• DATA PROVIDED
— START —

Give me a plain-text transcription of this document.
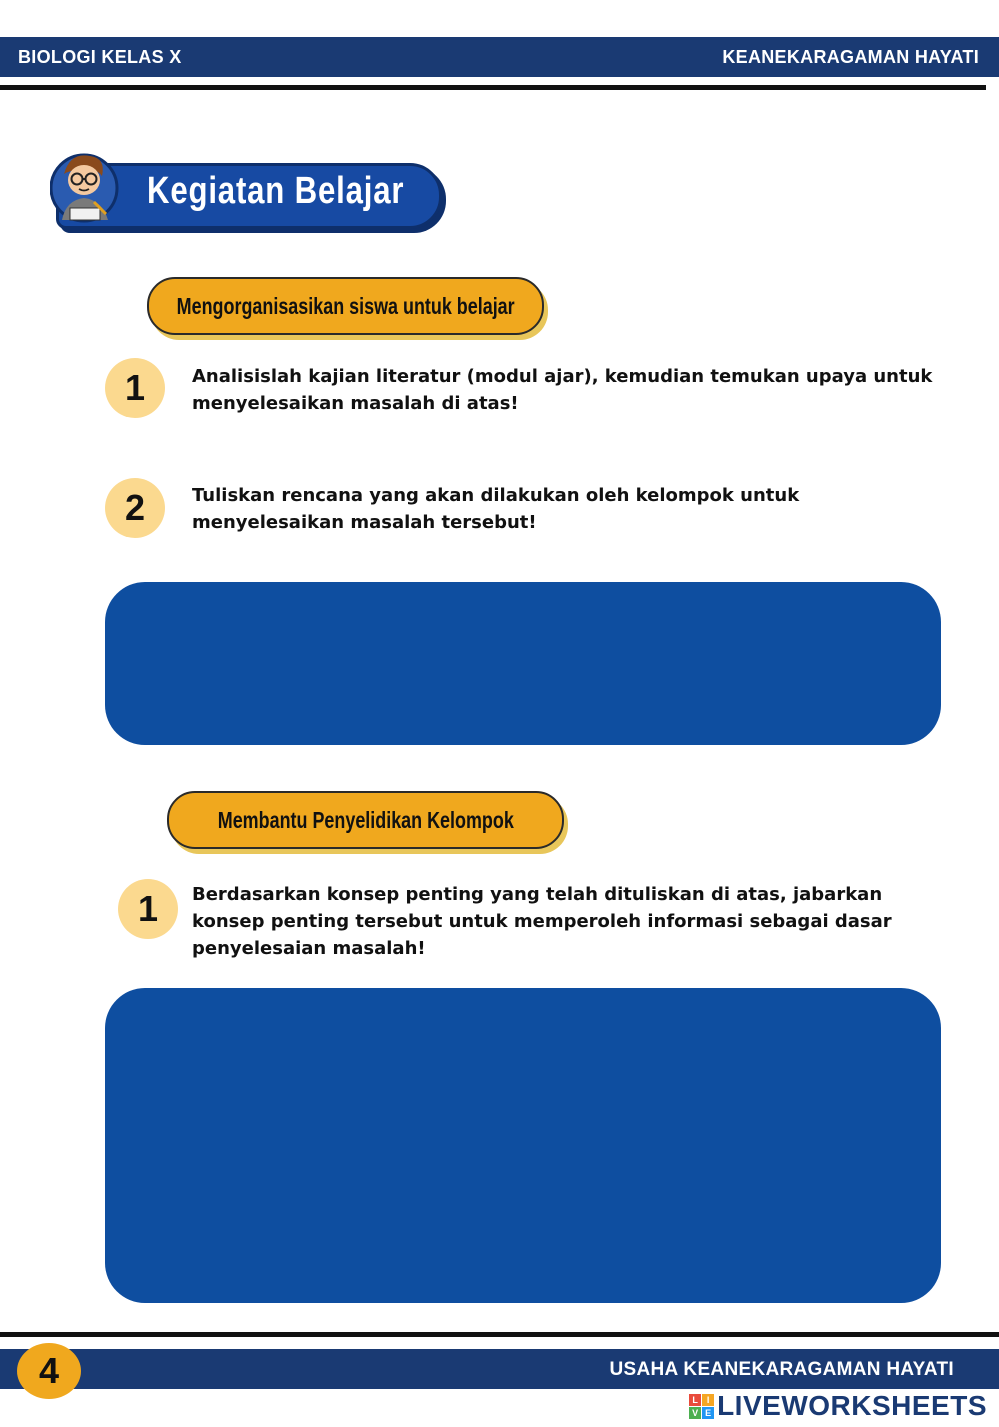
BIOLOGI KELAS X	KEANEKARAGAMAN HAYATI
Kegiatan Belajar
Mengorganisasikan siswa untuk belajar
1	Analisislah kajian literatur (modul ajar), kemudian temukan upaya untuk menyelesaikan masalah di atas!
2	Tuliskan rencana yang akan dilakukan oleh kelompok untuk menyelesaikan masalah tersebut!
Membantu Penyelidikan Kelompok
1	Berdasarkan konsep penting yang telah dituliskan di atas, jabarkan konsep penting tersebut untuk memperoleh informasi sebagai dasar penyelesaian masalah!
4	USAHA KEANEKARAGAMAN HAYATI
L I
V E LIVEWORKSHEETS
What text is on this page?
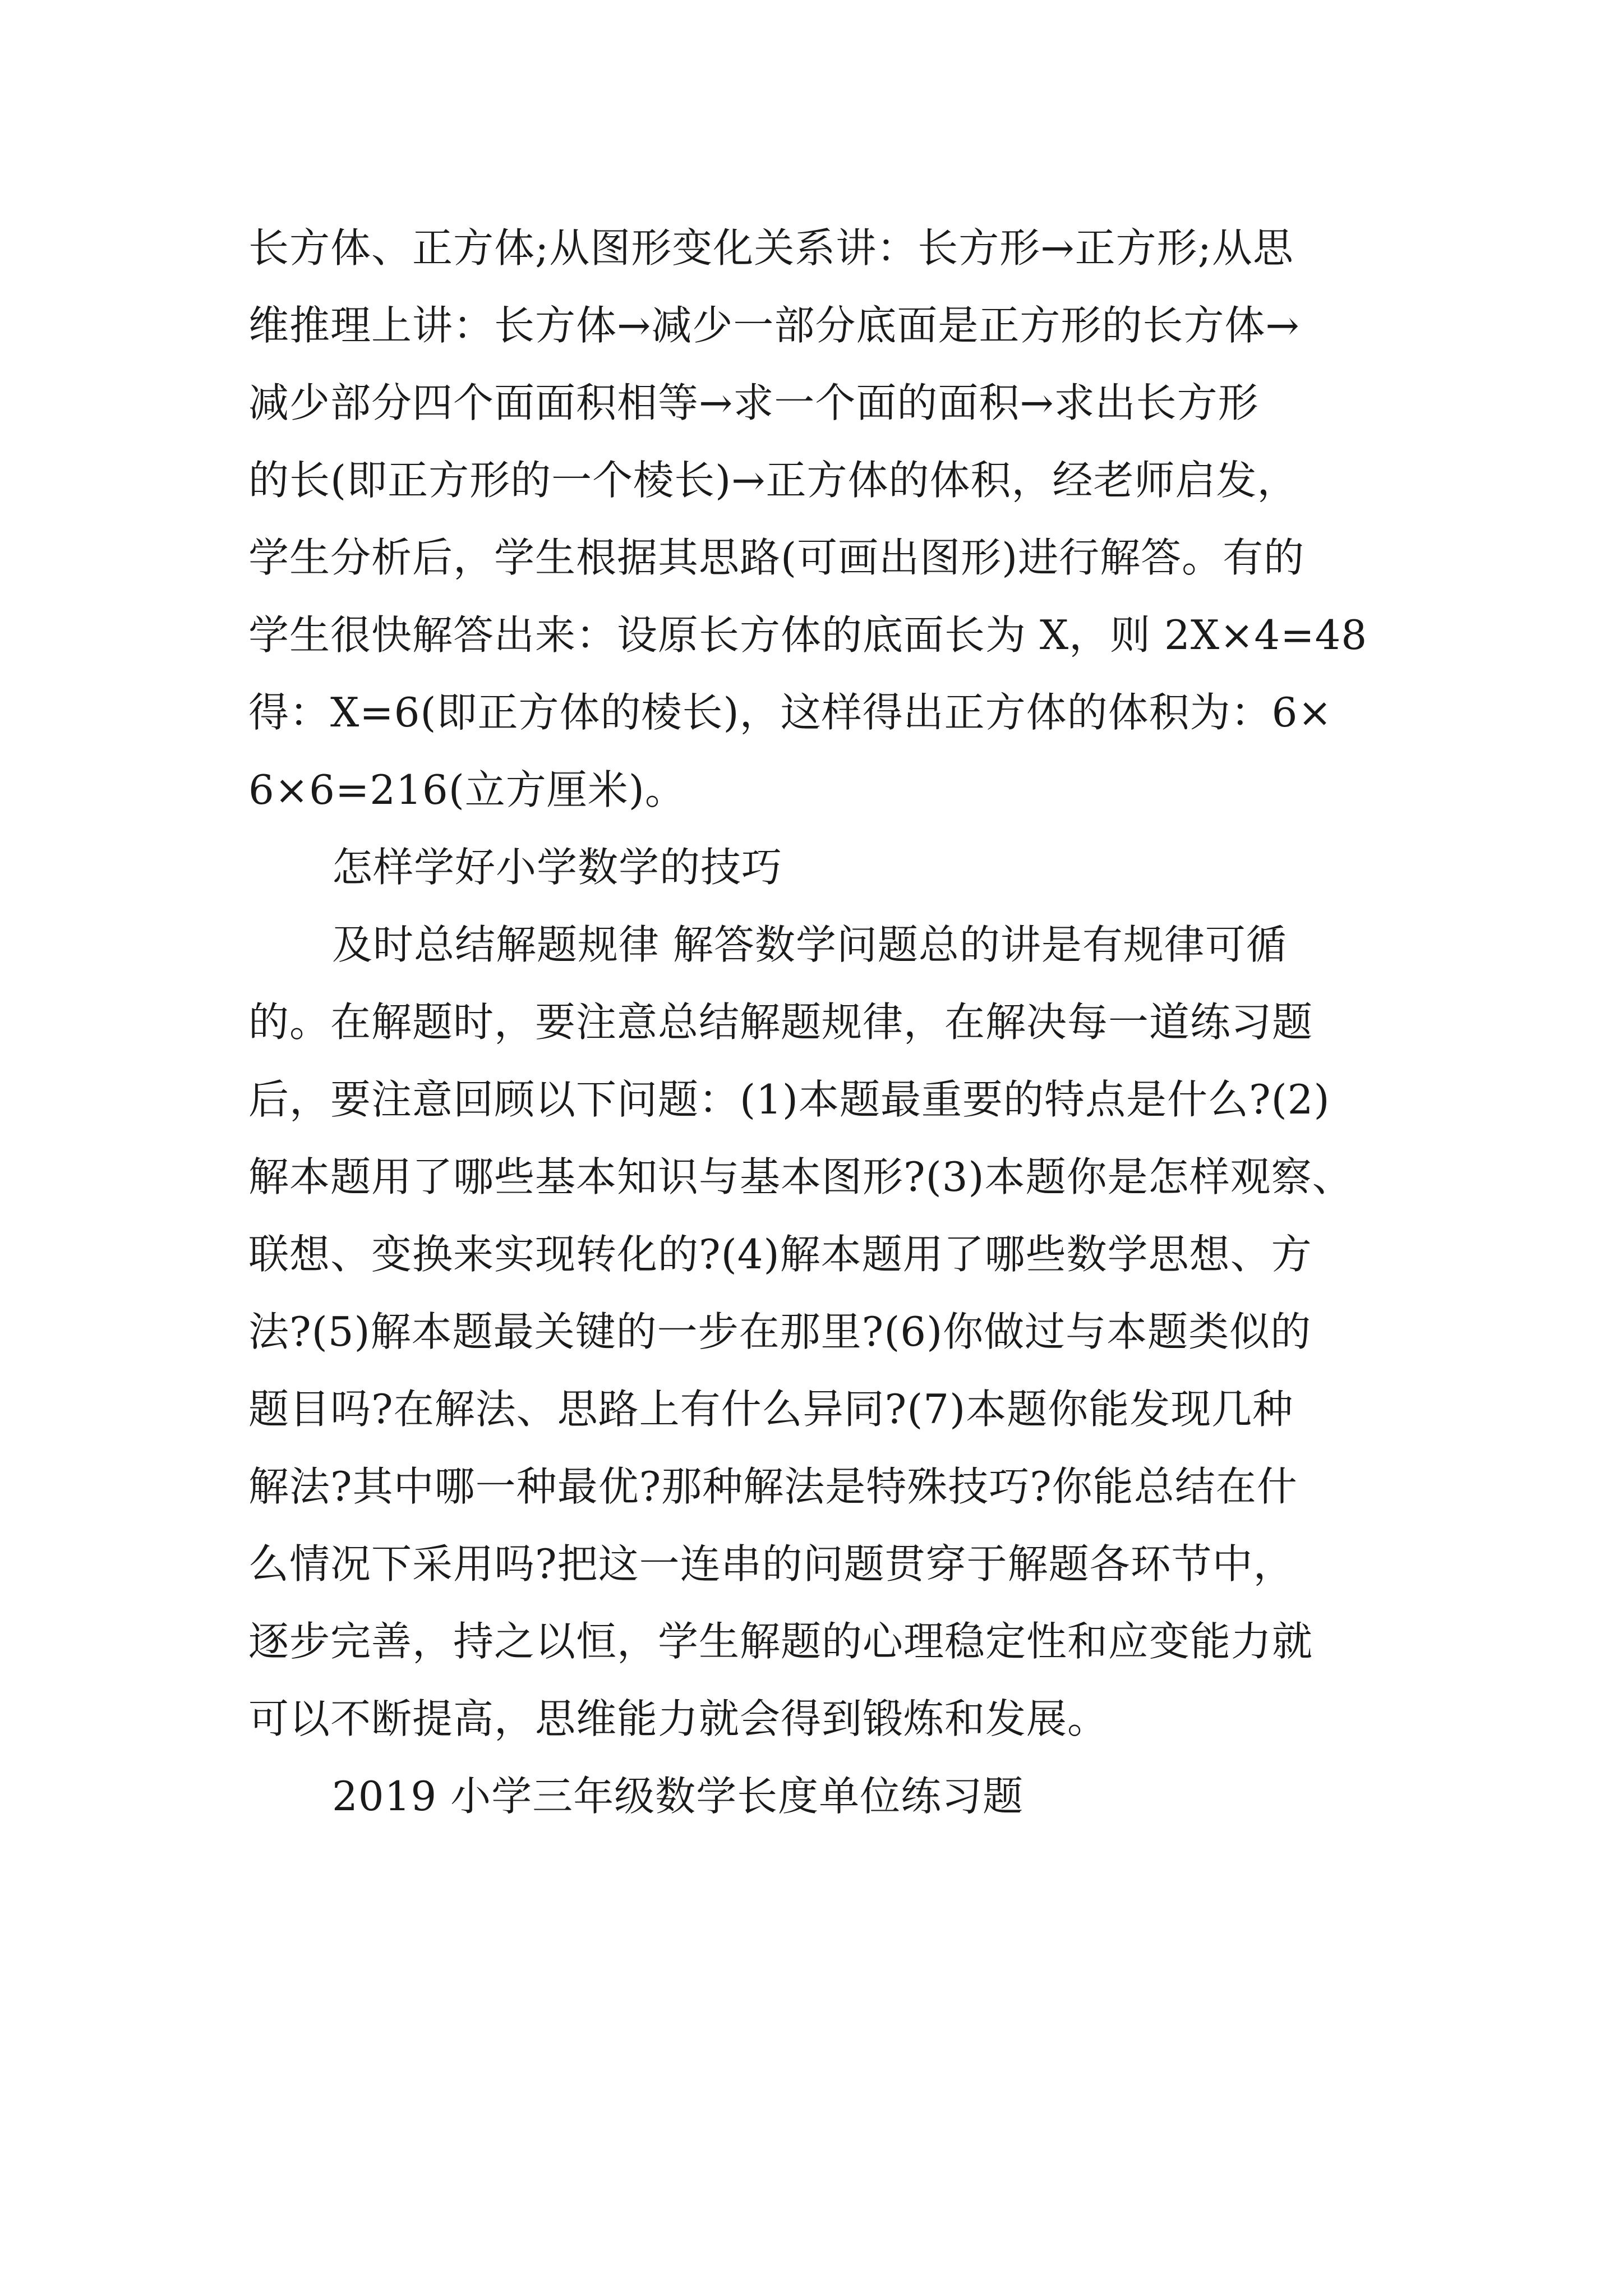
长方体、正方体;从图形变化关系讲：长方形→正方形;从思
维推理上讲：长方体→减少一部分底面是正方形的长方体→
减少部分四个面面积相等→求一个面的面积→求出长方形
的长(即正方形的一个棱长)→正方体的体积，经老师启发，
学生分析后，学生根据其思路(可画出图形)进行解答。有的
学生很快解答出来：设原长方体的底面长为 X，则 2X×4=48
得：X=6(即正方体的棱长)，这样得出正方体的体积为：6×
6×6=216(立方厘米)。
怎样学好小学数学的技巧
及时总结解题规律 解答数学问题总的讲是有规律可循
的。在解题时，要注意总结解题规律，在解决每一道练习题
后，要注意回顾以下问题：(1)本题最重要的特点是什么?(2)
解本题用了哪些基本知识与基本图形?(3)本题你是怎样观察、
联想、变换来实现转化的?(4)解本题用了哪些数学思想、方
法?(5)解本题最关键的一步在那里?(6)你做过与本题类似的
题目吗?在解法、思路上有什么异同?(7)本题你能发现几种
解法?其中哪一种最优?那种解法是特殊技巧?你能总结在什
么情况下采用吗?把这一连串的问题贯穿于解题各环节中，
逐步完善，持之以恒，学生解题的心理稳定性和应变能力就
可以不断提高，思维能力就会得到锻炼和发展。
2019 小学三年级数学长度单位练习题
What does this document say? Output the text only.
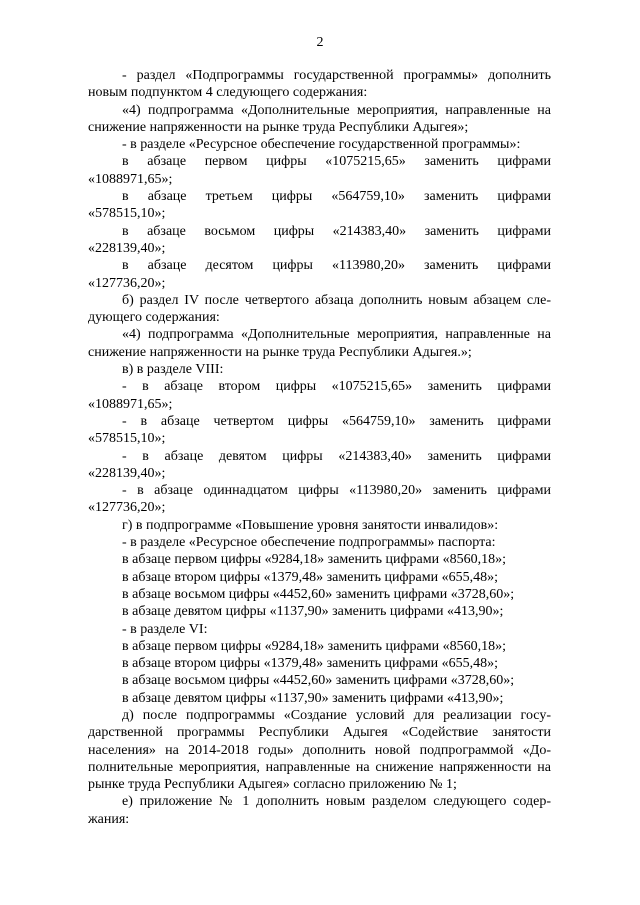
2

- раздел «Подпрограммы государственной программы» дополнить новым подпунктом 4 следующего содержания:

«4) подпрограмма «Дополнительные мероприятия, направленные на снижение напряженности на рынке труда Республики Адыгея»;

- в разделе «Ресурсное обеспечение государственной программы»:

в абзаце первом цифры «1075215,65» заменить цифрами
«1088971,65»;

в абзаце третьем цифры «564759,10» заменить цифрами
«578515,10»;

в абзаце восьмом цифры «214383,40» заменить цифрами
«228139,40»;

в абзаце десятом цифры «113980,20» заменить цифрами
«127736,20»;

б) раздел IV после четвертого абзаца дополнить новым абзацем сле-дующего содержания:

«4) подпрограмма «Дополнительные мероприятия, направленные на снижение напряженности на рынке труда Республики Адыгея.»;

в) в разделе VIII:

- в абзаце втором цифры «1075215,65» заменить цифрами
«1088971,65»;

- в абзаце четвертом цифры «564759,10» заменить цифрами
«578515,10»;

- в абзаце девятом цифры «214383,40» заменить цифрами
«228139,40»;

- в абзаце одиннадцатом цифры «113980,20» заменить цифрами
«127736,20»;

г) в подпрограмме «Повышение уровня занятости инвалидов»:

- в разделе «Ресурсное обеспечение подпрограммы» паспорта:

в абзаце первом цифры «9284,18» заменить цифрами «8560,18»;

в абзаце втором цифры «1379,48» заменить цифрами «655,48»;

в абзаце восьмом цифры «4452,60» заменить цифрами «3728,60»;

в абзаце девятом цифры «1137,90» заменить цифрами «413,90»;

- в разделе VI:

в абзаце первом цифры «9284,18» заменить цифрами «8560,18»;

в абзаце втором цифры «1379,48» заменить цифрами «655,48»;

в абзаце восьмом цифры «4452,60» заменить цифрами «3728,60»;

в абзаце девятом цифры «1137,90» заменить цифрами «413,90»;

д) после подпрограммы «Создание условий для реализации госу-дарственной программы Республики Адыгея «Содействие занятости населения» на 2014-2018 годы» дополнить новой подпрограммой «До-полнительные мероприятия, направленные на снижение напряженности на рынке труда Республики Адыгея» согласно приложению № 1;

е) приложение № 1 дополнить новым разделом следующего содер-жания:
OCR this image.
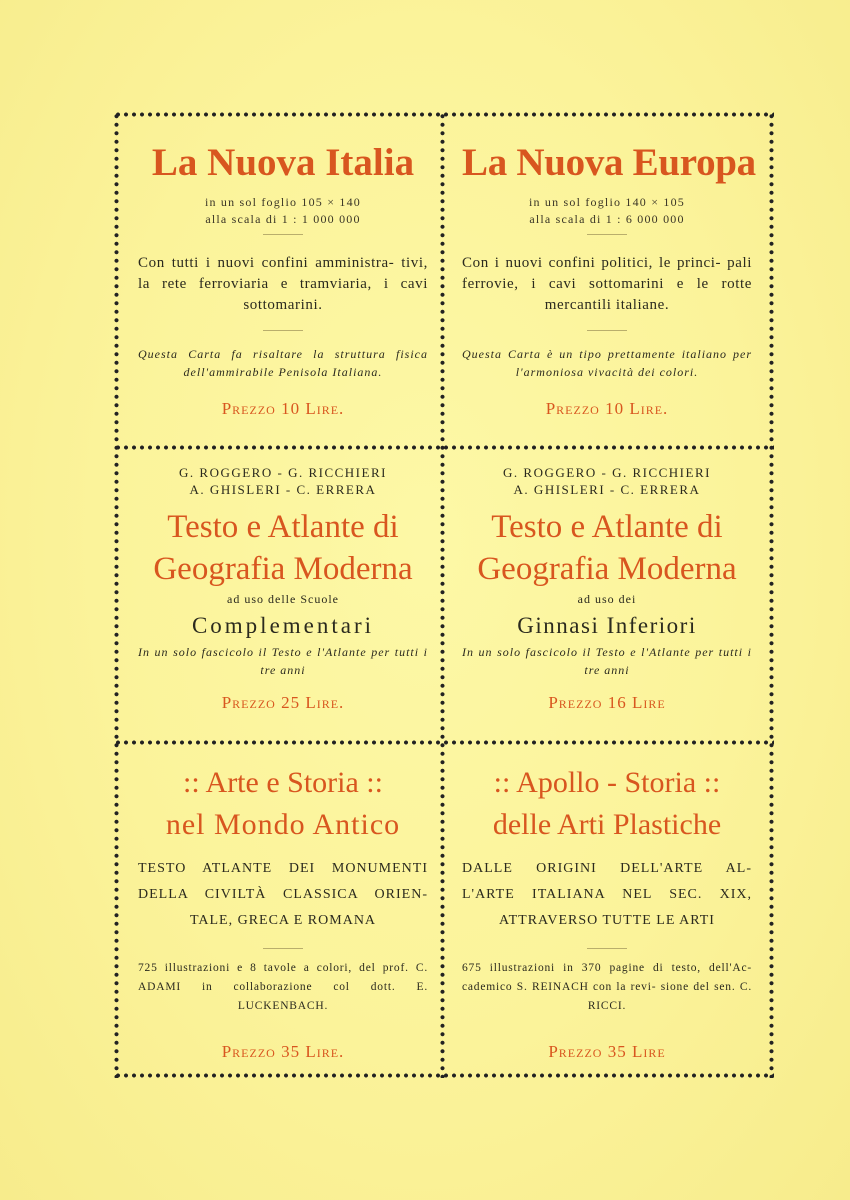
La Nuova Italia
in un sol foglio 105 × 140
alla scala di 1 : 1 000 000
Con tutti i nuovi confini amministra- tivi, la rete ferroviaria e tramviaria, i cavi sottomarini.
Questa Carta fa risaltare la struttura fisica dell'ammirabile Penisola Italiana.
Prezzo 10 Lire.
La Nuova Europa
in un sol foglio 140 × 105
alla scala di 1 : 6 000 000
Con i nuovi confini politici, le princi- pali ferrovie, i cavi sottomarini e le rotte mercantili italiane.
Questa Carta è un tipo prettamente italiano per l'armoniosa vivacità dei colori.
Prezzo 10 Lire.
G. ROGGERO - G. RICCHIERI
A. GHISLERI - C. ERRERA
Testo e Atlante di
Geografia Moderna
ad uso delle Scuole
Complementari
In un solo fascicolo il Testo e l'Atlante per tutti i tre anni
Prezzo 25 Lire.
G. ROGGERO - G. RICCHIERI
A. GHISLERI - C. ERRERA
Testo e Atlante di
Geografia Moderna
ad uso dei
Ginnasi Inferiori
In un solo fascicolo il Testo e l'Atlante per tutti i tre anni
Prezzo 16 Lire
:: Arte e Storia ::
nel Mondo Antico
TESTO ATLANTE DEI MONUMENTI DELLA CIVILTÀ CLASSICA ORIEN- TALE, GRECA E ROMANA
725 illustrazioni e 8 tavole a colori, del prof. C. ADAMI in collaborazione col dott. E. LUCKENBACH.
Prezzo 35 Lire.
:: Apollo - Storia ::
delle Arti Plastiche
DALLE ORIGINI DELL'ARTE AL- L'ARTE ITALIANA NEL SEC. XIX, ATTRAVERSO TUTTE LE ARTI
675 illustrazioni in 370 pagine di testo, dell'Ac- cademico S. REINACH con la revi- sione del sen. C. RICCI.
Prezzo 35 Lire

— END —

• EXERCISE REQUIREMENTS
Repeat exactly the lines in the entries from the one containing "OCR this image." to the final line, inclusive, and nothing beyond them; skip pictures.

• RESULT FOR THIS EXERCISE
OCR this image.
La Nuova Italia
in un sol foglio 105 × 140
alla scala di 1 : 1 000 000
Con tutti i nuovi confini amministra- tivi, la rete ferroviaria e tramviaria, i cavi sottomarini.
Questa Carta fa risaltare la struttura fisica dell'ammirabile Penisola Italiana.
Prezzo 10 Lire.
La Nuova Europa
in un sol foglio 140 × 105
alla scala di 1 : 6 000 000
Con i nuovi confini politici, le princi- pali ferrovie, i cavi sottomarini e le rotte mercantili italiane.
Questa Carta è un tipo prettamente italiano per l'armoniosa vivacità dei colori.
Prezzo 10 Lire.
G. ROGGERO - G. RICCHIERI
A. GHISLERI - C. ERRERA
Testo e Atlante di
Geografia Moderna
ad uso delle Scuole
Complementari
In un solo fascicolo il Testo e l'Atlante per tutti i tre anni
Prezzo 25 Lire.
G. ROGGERO - G. RICCHIERI
A. GHISLERI - C. ERRERA
Testo e Atlante di
Geografia Moderna
ad uso dei
Ginnasi Inferiori
In un solo fascicolo il Testo e l'Atlante per tutti i tre anni
Prezzo 16 Lire
:: Arte e Storia ::
nel Mondo Antico
TESTO ATLANTE DEI MONUMENTI DELLA CIVILTÀ CLASSICA ORIEN- TALE, GRECA E ROMANA
725 illustrazioni e 8 tavole a colori, del prof. C. ADAMI in collaborazione col dott. E. LUCKENBACH.
Prezzo 35 Lire.
:: Apollo - Storia ::
delle Arti Plastiche
DALLE ORIGINI DELL'ARTE AL- L'ARTE ITALIANA NEL SEC. XIX, ATTRAVERSO TUTTE LE ARTI
675 illustrazioni in 370 pagine di testo, dell'Ac- cademico S. REINACH con la revi- sione del sen. C. RICCI.
Prezzo 35 Lire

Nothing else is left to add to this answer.